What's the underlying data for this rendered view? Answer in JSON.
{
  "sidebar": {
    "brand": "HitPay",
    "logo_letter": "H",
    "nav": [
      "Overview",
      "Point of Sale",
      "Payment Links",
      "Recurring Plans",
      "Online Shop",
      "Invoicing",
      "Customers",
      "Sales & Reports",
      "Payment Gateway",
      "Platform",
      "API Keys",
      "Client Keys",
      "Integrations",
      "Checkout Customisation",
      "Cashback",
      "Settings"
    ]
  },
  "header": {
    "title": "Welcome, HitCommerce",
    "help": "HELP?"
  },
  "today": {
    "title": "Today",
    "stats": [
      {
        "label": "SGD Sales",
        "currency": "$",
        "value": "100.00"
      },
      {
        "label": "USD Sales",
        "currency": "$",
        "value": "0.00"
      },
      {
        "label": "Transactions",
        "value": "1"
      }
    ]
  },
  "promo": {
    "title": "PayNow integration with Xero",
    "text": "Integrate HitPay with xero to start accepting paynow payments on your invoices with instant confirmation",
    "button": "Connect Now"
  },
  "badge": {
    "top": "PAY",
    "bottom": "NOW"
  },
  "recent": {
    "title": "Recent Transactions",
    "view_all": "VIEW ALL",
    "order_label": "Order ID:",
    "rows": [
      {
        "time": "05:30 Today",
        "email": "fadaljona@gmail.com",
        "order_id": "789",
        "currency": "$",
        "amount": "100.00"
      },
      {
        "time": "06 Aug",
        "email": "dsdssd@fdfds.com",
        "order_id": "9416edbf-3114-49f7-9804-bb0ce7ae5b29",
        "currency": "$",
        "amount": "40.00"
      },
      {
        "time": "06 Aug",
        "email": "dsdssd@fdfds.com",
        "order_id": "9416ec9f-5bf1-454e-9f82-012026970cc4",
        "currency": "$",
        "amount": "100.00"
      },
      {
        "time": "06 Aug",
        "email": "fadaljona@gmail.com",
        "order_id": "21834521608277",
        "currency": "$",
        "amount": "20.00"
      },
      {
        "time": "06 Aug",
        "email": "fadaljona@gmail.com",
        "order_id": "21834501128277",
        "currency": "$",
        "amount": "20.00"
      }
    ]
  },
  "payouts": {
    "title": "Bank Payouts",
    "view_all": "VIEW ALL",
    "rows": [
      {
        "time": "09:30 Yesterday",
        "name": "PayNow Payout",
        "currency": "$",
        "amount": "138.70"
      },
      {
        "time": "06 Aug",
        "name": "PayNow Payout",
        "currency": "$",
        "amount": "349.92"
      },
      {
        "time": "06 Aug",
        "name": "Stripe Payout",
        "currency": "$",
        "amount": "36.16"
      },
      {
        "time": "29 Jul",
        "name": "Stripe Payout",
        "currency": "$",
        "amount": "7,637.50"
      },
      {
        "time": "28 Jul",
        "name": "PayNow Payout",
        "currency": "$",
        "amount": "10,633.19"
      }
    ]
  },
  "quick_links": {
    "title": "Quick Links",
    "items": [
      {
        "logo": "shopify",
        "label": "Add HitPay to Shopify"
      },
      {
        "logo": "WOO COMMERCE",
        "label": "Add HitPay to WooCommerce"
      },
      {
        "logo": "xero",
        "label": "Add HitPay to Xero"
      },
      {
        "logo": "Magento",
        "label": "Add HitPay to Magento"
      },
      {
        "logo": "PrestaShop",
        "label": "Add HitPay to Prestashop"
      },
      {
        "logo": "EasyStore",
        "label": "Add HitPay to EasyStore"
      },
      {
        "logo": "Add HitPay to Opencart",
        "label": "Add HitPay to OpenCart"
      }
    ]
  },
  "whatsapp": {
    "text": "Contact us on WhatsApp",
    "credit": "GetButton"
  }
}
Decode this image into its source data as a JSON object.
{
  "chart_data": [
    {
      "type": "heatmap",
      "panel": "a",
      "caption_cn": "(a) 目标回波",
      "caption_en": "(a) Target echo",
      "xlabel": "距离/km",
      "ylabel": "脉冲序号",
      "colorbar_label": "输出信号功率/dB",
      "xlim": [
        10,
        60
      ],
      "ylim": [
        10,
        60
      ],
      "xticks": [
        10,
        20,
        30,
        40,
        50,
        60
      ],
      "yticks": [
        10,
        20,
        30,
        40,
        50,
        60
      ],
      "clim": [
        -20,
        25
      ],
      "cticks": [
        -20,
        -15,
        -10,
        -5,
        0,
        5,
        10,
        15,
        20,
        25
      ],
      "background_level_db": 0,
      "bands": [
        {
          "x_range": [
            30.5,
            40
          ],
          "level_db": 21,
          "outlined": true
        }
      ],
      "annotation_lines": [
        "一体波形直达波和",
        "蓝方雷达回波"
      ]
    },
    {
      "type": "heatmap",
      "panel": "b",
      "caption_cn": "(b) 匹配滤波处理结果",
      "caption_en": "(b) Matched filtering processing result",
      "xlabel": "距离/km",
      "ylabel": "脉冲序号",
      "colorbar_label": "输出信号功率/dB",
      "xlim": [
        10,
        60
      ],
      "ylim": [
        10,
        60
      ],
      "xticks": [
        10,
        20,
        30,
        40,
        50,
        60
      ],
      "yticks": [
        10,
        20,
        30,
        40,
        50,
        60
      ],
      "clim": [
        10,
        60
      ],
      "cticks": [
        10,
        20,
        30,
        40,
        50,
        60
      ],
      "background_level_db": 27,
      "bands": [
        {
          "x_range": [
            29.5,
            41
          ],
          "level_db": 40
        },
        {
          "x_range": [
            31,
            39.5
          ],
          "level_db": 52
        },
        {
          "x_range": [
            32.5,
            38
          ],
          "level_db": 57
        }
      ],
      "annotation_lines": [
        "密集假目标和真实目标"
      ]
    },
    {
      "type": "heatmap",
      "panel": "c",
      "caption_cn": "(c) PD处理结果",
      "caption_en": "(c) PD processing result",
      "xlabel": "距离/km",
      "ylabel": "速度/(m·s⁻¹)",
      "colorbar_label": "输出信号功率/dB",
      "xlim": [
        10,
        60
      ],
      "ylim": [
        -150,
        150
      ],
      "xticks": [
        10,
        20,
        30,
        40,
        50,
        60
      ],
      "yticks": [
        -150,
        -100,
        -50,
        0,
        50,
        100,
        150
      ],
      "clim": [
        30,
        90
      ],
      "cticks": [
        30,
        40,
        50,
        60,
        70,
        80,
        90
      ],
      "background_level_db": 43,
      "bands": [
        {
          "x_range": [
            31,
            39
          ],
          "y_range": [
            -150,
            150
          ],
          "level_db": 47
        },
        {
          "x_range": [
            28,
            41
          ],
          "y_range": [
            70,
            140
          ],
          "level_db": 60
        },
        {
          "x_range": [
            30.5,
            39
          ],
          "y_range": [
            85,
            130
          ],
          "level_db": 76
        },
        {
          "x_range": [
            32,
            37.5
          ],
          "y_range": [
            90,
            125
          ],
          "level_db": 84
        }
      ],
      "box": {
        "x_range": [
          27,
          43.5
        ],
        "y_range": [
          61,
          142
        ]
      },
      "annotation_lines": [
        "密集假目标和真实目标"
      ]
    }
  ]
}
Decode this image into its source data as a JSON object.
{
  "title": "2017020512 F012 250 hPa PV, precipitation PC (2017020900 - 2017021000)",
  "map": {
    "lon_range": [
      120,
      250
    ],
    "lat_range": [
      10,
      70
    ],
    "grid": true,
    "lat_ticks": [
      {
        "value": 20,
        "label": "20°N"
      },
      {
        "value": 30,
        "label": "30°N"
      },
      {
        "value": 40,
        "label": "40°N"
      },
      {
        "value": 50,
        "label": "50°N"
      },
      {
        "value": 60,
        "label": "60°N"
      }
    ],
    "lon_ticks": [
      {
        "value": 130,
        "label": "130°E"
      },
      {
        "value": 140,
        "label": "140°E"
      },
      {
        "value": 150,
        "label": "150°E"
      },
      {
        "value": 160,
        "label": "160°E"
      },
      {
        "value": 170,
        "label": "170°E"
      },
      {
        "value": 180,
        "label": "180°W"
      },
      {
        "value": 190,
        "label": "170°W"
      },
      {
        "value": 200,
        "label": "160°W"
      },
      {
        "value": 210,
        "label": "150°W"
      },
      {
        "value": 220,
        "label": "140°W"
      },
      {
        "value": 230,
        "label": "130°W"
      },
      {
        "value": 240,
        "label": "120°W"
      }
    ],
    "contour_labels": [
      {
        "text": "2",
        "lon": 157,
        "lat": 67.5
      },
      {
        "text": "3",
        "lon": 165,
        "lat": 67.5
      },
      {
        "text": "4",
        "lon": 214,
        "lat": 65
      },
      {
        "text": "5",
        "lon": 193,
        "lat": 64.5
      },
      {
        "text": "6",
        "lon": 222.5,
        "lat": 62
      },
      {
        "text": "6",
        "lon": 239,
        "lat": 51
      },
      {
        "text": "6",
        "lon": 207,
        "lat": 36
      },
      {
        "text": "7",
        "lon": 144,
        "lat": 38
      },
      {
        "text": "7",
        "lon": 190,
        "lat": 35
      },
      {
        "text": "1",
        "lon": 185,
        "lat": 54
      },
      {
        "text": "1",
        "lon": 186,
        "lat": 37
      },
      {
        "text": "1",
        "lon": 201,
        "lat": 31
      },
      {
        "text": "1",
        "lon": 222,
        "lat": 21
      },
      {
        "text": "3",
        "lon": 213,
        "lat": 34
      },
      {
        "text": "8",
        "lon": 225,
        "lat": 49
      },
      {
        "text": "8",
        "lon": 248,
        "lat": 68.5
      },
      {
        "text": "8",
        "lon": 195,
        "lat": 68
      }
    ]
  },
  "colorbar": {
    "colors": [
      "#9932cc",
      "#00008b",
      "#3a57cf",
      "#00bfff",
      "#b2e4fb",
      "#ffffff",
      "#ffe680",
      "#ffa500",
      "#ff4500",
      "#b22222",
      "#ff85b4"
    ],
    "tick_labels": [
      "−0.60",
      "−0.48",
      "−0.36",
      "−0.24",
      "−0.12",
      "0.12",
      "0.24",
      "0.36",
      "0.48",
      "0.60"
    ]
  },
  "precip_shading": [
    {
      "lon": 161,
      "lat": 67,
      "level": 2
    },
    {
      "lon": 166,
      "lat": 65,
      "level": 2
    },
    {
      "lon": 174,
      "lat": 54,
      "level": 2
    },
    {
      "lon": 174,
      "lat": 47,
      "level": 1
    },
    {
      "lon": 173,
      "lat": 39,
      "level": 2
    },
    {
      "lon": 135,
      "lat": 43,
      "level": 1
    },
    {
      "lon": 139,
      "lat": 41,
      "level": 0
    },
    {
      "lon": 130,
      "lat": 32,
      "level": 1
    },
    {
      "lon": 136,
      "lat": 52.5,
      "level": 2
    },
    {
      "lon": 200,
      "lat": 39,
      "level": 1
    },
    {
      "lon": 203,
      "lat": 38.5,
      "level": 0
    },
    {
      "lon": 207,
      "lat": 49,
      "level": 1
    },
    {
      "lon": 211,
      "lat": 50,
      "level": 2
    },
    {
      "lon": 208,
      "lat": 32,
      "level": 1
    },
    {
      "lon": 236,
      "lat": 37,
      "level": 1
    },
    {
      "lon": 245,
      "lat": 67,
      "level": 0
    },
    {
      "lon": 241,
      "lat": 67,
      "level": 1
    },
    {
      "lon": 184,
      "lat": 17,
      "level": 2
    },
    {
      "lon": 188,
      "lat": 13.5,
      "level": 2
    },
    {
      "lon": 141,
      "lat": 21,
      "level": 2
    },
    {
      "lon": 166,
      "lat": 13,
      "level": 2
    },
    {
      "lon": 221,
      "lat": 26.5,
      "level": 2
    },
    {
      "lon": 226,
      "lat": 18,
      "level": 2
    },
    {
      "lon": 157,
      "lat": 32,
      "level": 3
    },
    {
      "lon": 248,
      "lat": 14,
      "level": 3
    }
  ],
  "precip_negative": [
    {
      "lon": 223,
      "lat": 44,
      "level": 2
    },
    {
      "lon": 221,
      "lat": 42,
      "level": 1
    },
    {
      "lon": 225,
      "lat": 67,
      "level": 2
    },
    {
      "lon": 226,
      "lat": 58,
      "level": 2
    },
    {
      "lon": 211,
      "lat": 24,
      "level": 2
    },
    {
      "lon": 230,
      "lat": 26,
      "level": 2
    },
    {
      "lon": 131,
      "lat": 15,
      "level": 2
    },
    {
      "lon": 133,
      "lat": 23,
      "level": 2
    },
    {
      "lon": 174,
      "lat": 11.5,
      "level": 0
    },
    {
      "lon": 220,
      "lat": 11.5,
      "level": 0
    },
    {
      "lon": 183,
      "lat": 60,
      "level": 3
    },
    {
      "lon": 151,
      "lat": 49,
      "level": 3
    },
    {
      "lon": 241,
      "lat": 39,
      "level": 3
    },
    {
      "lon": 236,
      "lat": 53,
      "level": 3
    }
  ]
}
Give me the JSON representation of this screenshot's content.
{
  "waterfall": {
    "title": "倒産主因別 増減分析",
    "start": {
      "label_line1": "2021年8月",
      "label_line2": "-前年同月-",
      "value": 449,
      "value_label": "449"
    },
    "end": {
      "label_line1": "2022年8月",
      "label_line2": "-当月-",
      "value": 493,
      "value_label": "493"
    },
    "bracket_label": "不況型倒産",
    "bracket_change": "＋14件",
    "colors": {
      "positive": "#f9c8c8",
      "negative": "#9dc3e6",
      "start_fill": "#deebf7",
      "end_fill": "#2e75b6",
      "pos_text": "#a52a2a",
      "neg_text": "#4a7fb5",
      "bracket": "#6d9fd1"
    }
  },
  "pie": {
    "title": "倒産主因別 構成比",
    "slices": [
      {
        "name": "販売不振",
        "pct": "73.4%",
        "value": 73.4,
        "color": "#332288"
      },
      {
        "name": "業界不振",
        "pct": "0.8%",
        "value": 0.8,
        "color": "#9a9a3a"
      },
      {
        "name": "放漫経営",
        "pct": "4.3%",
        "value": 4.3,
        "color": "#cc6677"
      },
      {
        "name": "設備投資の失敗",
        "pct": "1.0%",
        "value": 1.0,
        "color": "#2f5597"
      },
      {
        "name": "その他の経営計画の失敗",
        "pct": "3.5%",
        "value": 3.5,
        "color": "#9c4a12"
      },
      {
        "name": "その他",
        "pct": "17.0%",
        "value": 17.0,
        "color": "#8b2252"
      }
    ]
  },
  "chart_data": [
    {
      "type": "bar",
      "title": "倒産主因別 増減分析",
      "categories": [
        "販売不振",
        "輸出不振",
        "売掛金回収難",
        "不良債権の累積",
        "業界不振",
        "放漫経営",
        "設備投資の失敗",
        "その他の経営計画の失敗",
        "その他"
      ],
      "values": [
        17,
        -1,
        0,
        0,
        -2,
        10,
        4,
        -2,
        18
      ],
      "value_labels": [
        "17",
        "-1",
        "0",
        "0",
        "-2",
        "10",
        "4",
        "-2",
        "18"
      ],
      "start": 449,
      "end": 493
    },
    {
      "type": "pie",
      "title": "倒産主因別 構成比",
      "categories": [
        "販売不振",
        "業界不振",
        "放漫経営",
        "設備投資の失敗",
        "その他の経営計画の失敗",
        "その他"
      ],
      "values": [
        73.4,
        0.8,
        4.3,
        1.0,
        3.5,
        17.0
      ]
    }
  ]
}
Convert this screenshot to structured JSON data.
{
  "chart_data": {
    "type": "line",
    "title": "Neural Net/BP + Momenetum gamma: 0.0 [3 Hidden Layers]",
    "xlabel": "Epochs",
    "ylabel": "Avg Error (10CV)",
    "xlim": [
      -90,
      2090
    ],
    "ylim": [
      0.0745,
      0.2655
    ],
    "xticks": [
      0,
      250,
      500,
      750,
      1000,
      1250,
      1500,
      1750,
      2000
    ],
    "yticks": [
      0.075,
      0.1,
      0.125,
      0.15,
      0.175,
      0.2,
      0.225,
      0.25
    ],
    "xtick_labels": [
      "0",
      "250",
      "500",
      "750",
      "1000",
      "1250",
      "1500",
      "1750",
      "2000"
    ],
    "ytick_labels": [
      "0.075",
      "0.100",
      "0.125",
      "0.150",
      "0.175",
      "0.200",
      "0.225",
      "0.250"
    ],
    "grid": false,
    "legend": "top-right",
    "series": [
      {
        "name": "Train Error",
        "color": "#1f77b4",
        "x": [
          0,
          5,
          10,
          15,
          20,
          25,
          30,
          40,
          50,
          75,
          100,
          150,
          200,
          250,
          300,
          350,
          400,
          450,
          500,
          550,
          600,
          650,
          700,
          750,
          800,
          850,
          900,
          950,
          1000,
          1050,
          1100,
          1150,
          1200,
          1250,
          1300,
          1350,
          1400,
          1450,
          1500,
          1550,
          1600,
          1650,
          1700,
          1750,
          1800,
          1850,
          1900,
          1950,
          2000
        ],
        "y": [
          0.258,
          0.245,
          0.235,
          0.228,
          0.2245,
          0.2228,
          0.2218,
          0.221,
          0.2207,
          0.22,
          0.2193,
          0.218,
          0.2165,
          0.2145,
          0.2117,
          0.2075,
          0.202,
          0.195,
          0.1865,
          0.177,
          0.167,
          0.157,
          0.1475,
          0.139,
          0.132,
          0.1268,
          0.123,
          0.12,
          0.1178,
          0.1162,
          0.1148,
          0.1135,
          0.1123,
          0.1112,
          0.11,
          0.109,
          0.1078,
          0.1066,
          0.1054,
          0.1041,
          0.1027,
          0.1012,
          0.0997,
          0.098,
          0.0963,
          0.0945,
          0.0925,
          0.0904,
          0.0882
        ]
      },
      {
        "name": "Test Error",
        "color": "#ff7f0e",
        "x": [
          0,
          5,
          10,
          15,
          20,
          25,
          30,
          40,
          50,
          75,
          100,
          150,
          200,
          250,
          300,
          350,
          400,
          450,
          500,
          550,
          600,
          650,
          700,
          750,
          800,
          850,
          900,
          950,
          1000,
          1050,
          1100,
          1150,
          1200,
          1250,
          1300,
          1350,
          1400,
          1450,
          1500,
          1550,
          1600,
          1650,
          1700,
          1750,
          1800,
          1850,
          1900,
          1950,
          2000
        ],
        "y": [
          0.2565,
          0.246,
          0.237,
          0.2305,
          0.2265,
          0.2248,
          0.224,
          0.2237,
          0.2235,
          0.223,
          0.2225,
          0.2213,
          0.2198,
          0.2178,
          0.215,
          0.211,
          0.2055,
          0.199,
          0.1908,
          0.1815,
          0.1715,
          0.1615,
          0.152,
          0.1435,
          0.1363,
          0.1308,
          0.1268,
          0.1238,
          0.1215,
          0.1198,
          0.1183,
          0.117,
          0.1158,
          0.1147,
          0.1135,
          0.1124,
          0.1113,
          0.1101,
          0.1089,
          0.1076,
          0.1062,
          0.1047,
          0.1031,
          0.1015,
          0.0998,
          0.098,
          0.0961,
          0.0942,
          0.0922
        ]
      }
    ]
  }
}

####################

Count the lines of the material that include the word "JSON", then report only the total.

* **Complete response**
5